* Direction:
Below are some records; give them all again exactly, but not the pictures.

— BEGIN Records for the exercise —

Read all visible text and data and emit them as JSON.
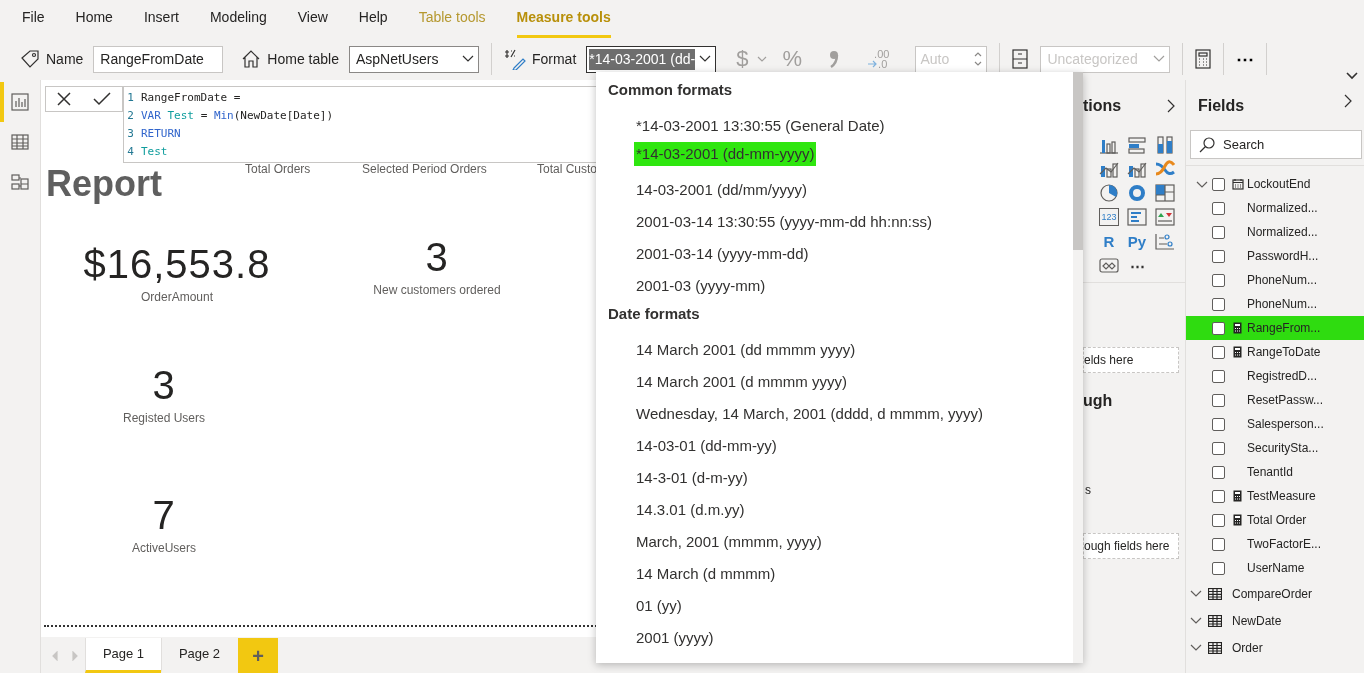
{
  "menu_tabs": [
    {
      "label": "File",
      "kind": "main",
      "selected": false
    },
    {
      "label": "Home",
      "kind": "main",
      "selected": false
    },
    {
      "label": "Insert",
      "kind": "main",
      "selected": false
    },
    {
      "label": "Modeling",
      "kind": "main",
      "selected": false
    },
    {
      "label": "View",
      "kind": "main",
      "selected": false
    },
    {
      "label": "Help",
      "kind": "main",
      "selected": false
    },
    {
      "label": "Table tools",
      "kind": "contextual",
      "selected": false
    },
    {
      "label": "Measure tools",
      "kind": "contextual",
      "selected": true
    }
  ],
  "ribbon": {
    "name_label": "Name",
    "name_value": "RangeFromDate",
    "home_table_label": "Home table",
    "home_table_value": "AspNetUsers",
    "format_label": "Format",
    "format_value": "*14-03-2001 (dd-",
    "number_tools": [
      {
        "kind": "currency",
        "label": "$",
        "disabled": true
      },
      {
        "kind": "percent",
        "label": "%",
        "disabled": true
      },
      {
        "kind": "comma",
        "disabled": true
      },
      {
        "kind": "decimals",
        "top": ".00",
        "bottom": ".0",
        "disabled": true
      }
    ],
    "decimal_places": {
      "value": "Auto",
      "disabled": true
    },
    "data_category": {
      "value": "Uncategorized",
      "disabled": true
    },
    "more": "⋯"
  },
  "rail": [
    {
      "kind": "report",
      "selected": true
    },
    {
      "kind": "data",
      "selected": false
    },
    {
      "kind": "model",
      "selected": false
    }
  ],
  "formula_bar": {
    "lines": [
      {
        "number": "1",
        "tokens": [
          {
            "kind": "plain",
            "text": "RangeFromDate ="
          }
        ]
      },
      {
        "number": "2",
        "tokens": [
          {
            "kind": "keyword",
            "text": "VAR"
          },
          {
            "kind": "variable",
            "text": "Test"
          },
          {
            "kind": "plain",
            "text": "="
          },
          {
            "kind": "function",
            "text": "Min"
          },
          {
            "kind": "plain",
            "text": "(NewDate[Date])",
            "attached": true
          }
        ]
      },
      {
        "number": "3",
        "tokens": [
          {
            "kind": "keyword",
            "text": "RETURN"
          }
        ]
      },
      {
        "number": "4",
        "tokens": [
          {
            "kind": "variable",
            "text": "Test"
          }
        ]
      }
    ]
  },
  "report": {
    "title": "Report",
    "column_headers": [
      "Total Orders",
      "Selected Period Orders",
      "Total Custo"
    ],
    "cards": [
      {
        "value": "$16,553.8",
        "label": "OrderAmount"
      },
      {
        "value": "3",
        "label": "New customers ordered"
      },
      {
        "value": "3",
        "label": "Registed Users"
      },
      {
        "value": "7",
        "label": "ActiveUsers"
      }
    ]
  },
  "page_tabs": [
    {
      "label": "Page 1",
      "selected": true
    },
    {
      "label": "Page 2",
      "selected": false
    }
  ],
  "add_page": "+",
  "format_dropdown": {
    "sections": [
      {
        "title": "Common formats",
        "items": [
          {
            "label": "*14-03-2001 13:30:55 (General Date)",
            "selected": false
          },
          {
            "label": "*14-03-2001 (dd-mm-yyyy)",
            "selected": true
          },
          {
            "label": "14-03-2001 (dd/mm/yyyy)",
            "selected": false
          },
          {
            "label": "2001-03-14 13:30:55 (yyyy-mm-dd hh:nn:ss)",
            "selected": false
          },
          {
            "label": "2001-03-14 (yyyy-mm-dd)",
            "selected": false
          },
          {
            "label": "2001-03 (yyyy-mm)",
            "selected": false
          }
        ]
      },
      {
        "title": "Date formats",
        "items": [
          {
            "label": "14 March 2001 (dd mmmm yyyy)",
            "selected": false
          },
          {
            "label": "14 March 2001 (d mmmm yyyy)",
            "selected": false
          },
          {
            "label": "Wednesday, 14 March, 2001 (dddd, d mmmm, yyyy)",
            "selected": false
          },
          {
            "label": "14-03-01 (dd-mm-yy)",
            "selected": false
          },
          {
            "label": "14-3-01 (d-m-yy)",
            "selected": false
          },
          {
            "label": "14.3.01 (d.m.yy)",
            "selected": false
          },
          {
            "label": "March, 2001 (mmmm, yyyy)",
            "selected": false
          },
          {
            "label": "14 March (d mmmm)",
            "selected": false
          },
          {
            "label": "01 (yy)",
            "selected": false
          },
          {
            "label": "2001 (yyyy)",
            "selected": false
          }
        ]
      }
    ]
  },
  "visualizations": {
    "title": "tions",
    "icons": [
      {
        "kind": "column"
      },
      {
        "kind": "hbar"
      },
      {
        "kind": "column100"
      },
      {
        "kind": "combo"
      },
      {
        "kind": "combo"
      },
      {
        "kind": "ribbon"
      },
      {
        "kind": "pie"
      },
      {
        "kind": "donut"
      },
      {
        "kind": "treemap"
      },
      {
        "kind": "card",
        "label": "123"
      },
      {
        "kind": "multirow"
      },
      {
        "kind": "kpi"
      },
      {
        "kind": "text",
        "label": "R"
      },
      {
        "kind": "text",
        "label": "Py"
      },
      {
        "kind": "influencers"
      },
      {
        "kind": "map"
      },
      {
        "kind": "more",
        "label": "⋯"
      }
    ],
    "values_drop": "elds here",
    "drillthrough_title": "ugh",
    "drill_fragment": "s",
    "drillthrough_drop": "ough fields here"
  },
  "fields": {
    "title": "Fields",
    "search": {
      "placeholder": "Search"
    },
    "columns": [
      {
        "name": "LockoutEnd",
        "kind": "date",
        "checked": false,
        "selected": false
      },
      {
        "name": "Normalized...",
        "kind": "column",
        "checked": false,
        "selected": false
      },
      {
        "name": "Normalized...",
        "kind": "column",
        "checked": false,
        "selected": false
      },
      {
        "name": "PasswordH...",
        "kind": "column",
        "checked": false,
        "selected": false
      },
      {
        "name": "PhoneNum...",
        "kind": "column",
        "checked": false,
        "selected": false
      },
      {
        "name": "PhoneNum...",
        "kind": "column",
        "checked": false,
        "selected": false
      },
      {
        "name": "RangeFrom...",
        "kind": "measure",
        "checked": false,
        "selected": true
      },
      {
        "name": "RangeToDate",
        "kind": "measure",
        "checked": false,
        "selected": false
      },
      {
        "name": "RegistredD...",
        "kind": "column",
        "checked": false,
        "selected": false
      },
      {
        "name": "ResetPassw...",
        "kind": "column",
        "checked": false,
        "selected": false
      },
      {
        "name": "Salesperson...",
        "kind": "column",
        "checked": false,
        "selected": false
      },
      {
        "name": "SecuritySta...",
        "kind": "column",
        "checked": false,
        "selected": false
      },
      {
        "name": "TenantId",
        "kind": "column",
        "checked": false,
        "selected": false
      },
      {
        "name": "TestMeasure",
        "kind": "measure",
        "checked": false,
        "selected": false
      },
      {
        "name": "Total Order",
        "kind": "measure",
        "checked": false,
        "selected": false
      },
      {
        "name": "TwoFactorE...",
        "kind": "column",
        "checked": false,
        "selected": false
      },
      {
        "name": "UserName",
        "kind": "column",
        "checked": false,
        "selected": false
      }
    ],
    "tables": [
      {
        "name": "CompareOrder"
      },
      {
        "name": "NewDate"
      },
      {
        "name": "Order"
      }
    ]
  }
}
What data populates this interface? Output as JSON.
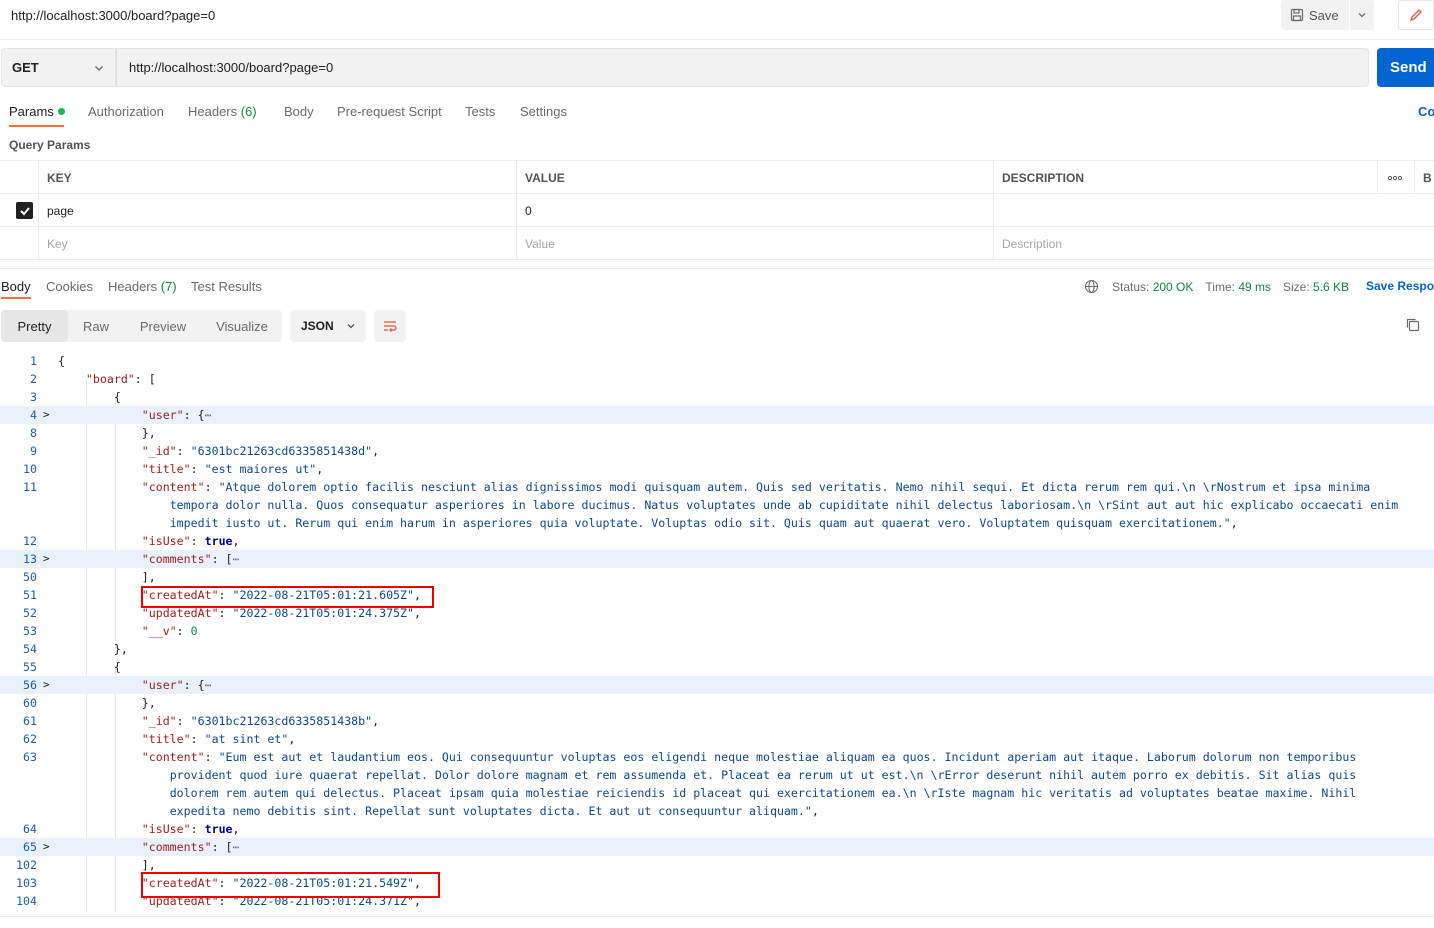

— END Records for the exercise —

* Solution for this exercise:
Read all visible text and data and emit them as JSON.
{
  "menu_tabs": [
    {
      "label": "File",
      "kind": "main",
      "selected": false
    },
    {
      "label": "Home",
      "kind": "main",
      "selected": false
    },
    {
      "label": "Insert",
      "kind": "main",
      "selected": false
    },
    {
      "label": "Modeling",
      "kind": "main",
      "selected": false
    },
    {
      "label": "View",
      "kind": "main",
      "selected": false
    },
    {
      "label": "Help",
      "kind": "main",
      "selected": false
    },
    {
      "label": "Table tools",
      "kind": "contextual",
      "selected": false
    },
    {
      "label": "Measure tools",
      "kind": "contextual",
      "selected": true
    }
  ],
  "ribbon": {
    "name_label": "Name",
    "name_value": "RangeFromDate",
    "home_table_label": "Home table",
    "home_table_value": "AspNetUsers",
    "format_label": "Format",
    "format_value": "*14-03-2001 (dd-",
    "number_tools": [
      {
        "kind": "currency",
        "label": "$",
        "disabled": true
      },
      {
        "kind": "percent",
        "label": "%",
        "disabled": true
      },
      {
        "kind": "comma",
        "disabled": true
      },
      {
        "kind": "decimals",
        "top": ".00",
        "bottom": ".0",
        "disabled": true
      }
    ],
    "decimal_places": {
      "value": "Auto",
      "disabled": true
    },
    "data_category": {
      "value": "Uncategorized",
      "disabled": true
    },
    "more": "⋯"
  },
  "rail": [
    {
      "kind": "report",
      "selected": true
    },
    {
      "kind": "data",
      "selected": false
    },
    {
      "kind": "model",
      "selected": false
    }
  ],
  "formula_bar": {
    "lines": [
      {
        "number": "1",
        "tokens": [
          {
            "kind": "plain",
            "text": "RangeFromDate ="
          }
        ]
      },
      {
        "number": "2",
        "tokens": [
          {
            "kind": "keyword",
            "text": "VAR"
          },
          {
            "kind": "variable",
            "text": "Test"
          },
          {
            "kind": "plain",
            "text": "="
          },
          {
            "kind": "function",
            "text": "Min"
          },
          {
            "kind": "plain",
            "text": "(NewDate[Date])",
            "attached": true
          }
        ]
      },
      {
        "number": "3",
        "tokens": [
          {
            "kind": "keyword",
            "text": "RETURN"
          }
        ]
      },
      {
        "number": "4",
        "tokens": [
          {
            "kind": "variable",
            "text": "Test"
          }
        ]
      }
    ]
  },
  "report": {
    "title": "Report",
    "column_headers": [
      "Total Orders",
      "Selected Period Orders",
      "Total Custo"
    ],
    "cards": [
      {
        "value": "$16,553.8",
        "label": "OrderAmount"
      },
      {
        "value": "3",
        "label": "New customers ordered"
      },
      {
        "value": "3",
        "label": "Registed Users"
      },
      {
        "value": "7",
        "label": "ActiveUsers"
      }
    ]
  },
  "page_tabs": [
    {
      "label": "Page 1",
      "selected": true
    },
    {
      "label": "Page 2",
      "selected": false
    }
  ],
  "add_page": "+",
  "format_dropdown": {
    "sections": [
      {
        "title": "Common formats",
        "items": [
          {
            "label": "*14-03-2001 13:30:55 (General Date)",
            "selected": false
          },
          {
            "label": "*14-03-2001 (dd-mm-yyyy)",
            "selected": true
          },
          {
            "label": "14-03-2001 (dd/mm/yyyy)",
            "selected": false
          },
          {
            "label": "2001-03-14 13:30:55 (yyyy-mm-dd hh:nn:ss)",
            "selected": false
          },
          {
            "label": "2001-03-14 (yyyy-mm-dd)",
            "selected": false
          },
          {
            "label": "2001-03 (yyyy-mm)",
            "selected": false
          }
        ]
      },
      {
        "title": "Date formats",
        "items": [
          {
            "label": "14 March 2001 (dd mmmm yyyy)",
            "selected": false
          },
          {
            "label": "14 March 2001 (d mmmm yyyy)",
            "selected": false
          },
          {
            "label": "Wednesday, 14 March, 2001 (dddd, d mmmm, yyyy)",
            "selected": false
          },
          {
            "label": "14-03-01 (dd-mm-yy)",
            "selected": false
          },
          {
            "label": "14-3-01 (d-m-yy)",
            "selected": false
          },
          {
            "label": "14.3.01 (d.m.yy)",
            "selected": false
          },
          {
            "label": "March, 2001 (mmmm, yyyy)",
            "selected": false
          },
          {
            "label": "14 March (d mmmm)",
            "selected": false
          },
          {
            "label": "01 (yy)",
            "selected": false
          },
          {
            "label": "2001 (yyyy)",
            "selected": false
          }
        ]
      }
    ]
  },
  "visualizations": {
    "title": "tions",
    "icons": [
      {
        "kind": "column"
      },
      {
        "kind": "hbar"
      },
      {
        "kind": "column100"
      },
      {
        "kind": "combo"
      },
      {
        "kind": "combo"
      },
      {
        "kind": "ribbon"
      },
      {
        "kind": "pie"
      },
      {
        "kind": "donut"
      },
      {
        "kind": "treemap"
      },
      {
        "kind": "card",
        "label": "123"
      },
      {
        "kind": "multirow"
      },
      {
        "kind": "kpi"
      },
      {
        "kind": "text",
        "label": "R"
      },
      {
        "kind": "text",
        "label": "Py"
      },
      {
        "kind": "influencers"
      },
      {
        "kind": "map"
      },
      {
        "kind": "more",
        "label": "⋯"
      }
    ],
    "values_drop": "elds here",
    "drillthrough_title": "ugh",
    "drill_fragment": "s",
    "drillthrough_drop": "ough fields here"
  },
  "fields": {
    "title": "Fields",
    "search": {
      "placeholder": "Search"
    },
    "columns": [
      {
        "name": "LockoutEnd",
        "kind": "date",
        "checked": false,
        "selected": false
      },
      {
        "name": "Normalized...",
        "kind": "column",
        "checked": false,
        "selected": false
      },
      {
        "name": "Normalized...",
        "kind": "column",
        "checked": false,
        "selected": false
      },
      {
        "name": "PasswordH...",
        "kind": "column",
        "checked": false,
        "selected": false
      },
      {
        "name": "PhoneNum...",
        "kind": "column",
        "checked": false,
        "selected": false
      },
      {
        "name": "PhoneNum...",
        "kind": "column",
        "checked": false,
        "selected": false
      },
      {
        "name": "RangeFrom...",
        "kind": "measure",
        "checked": false,
        "selected": true
      },
      {
        "name": "RangeToDate",
        "kind": "measure",
        "checked": false,
        "selected": false
      },
      {
        "name": "RegistredD...",
        "kind": "column",
        "checked": false,
        "selected": false
      },
      {
        "name": "ResetPassw...",
        "kind": "column",
        "checked": false,
        "selected": false
      },
      {
        "name": "Salesperson...",
        "kind": "column",
        "checked": false,
        "selected": false
      },
      {
        "name": "SecuritySta...",
        "kind": "column",
        "checked": false,
        "selected": false
      },
      {
        "name": "TenantId",
        "kind": "column",
        "checked": false,
        "selected": false
      },
      {
        "name": "TestMeasure",
        "kind": "measure",
        "checked": false,
        "selected": false
      },
      {
        "name": "Total Order",
        "kind": "measure",
        "checked": false,
        "selected": false
      },
      {
        "name": "TwoFactorE...",
        "kind": "column",
        "checked": false,
        "selected": false
      },
      {
        "name": "UserName",
        "kind": "column",
        "checked": false,
        "selected": false
      }
    ],
    "tables": [
      {
        "name": "CompareOrder"
      },
      {
        "name": "NewDate"
      },
      {
        "name": "Order"
      }
    ]
  }
}
What data populates this interface? Output as JSON.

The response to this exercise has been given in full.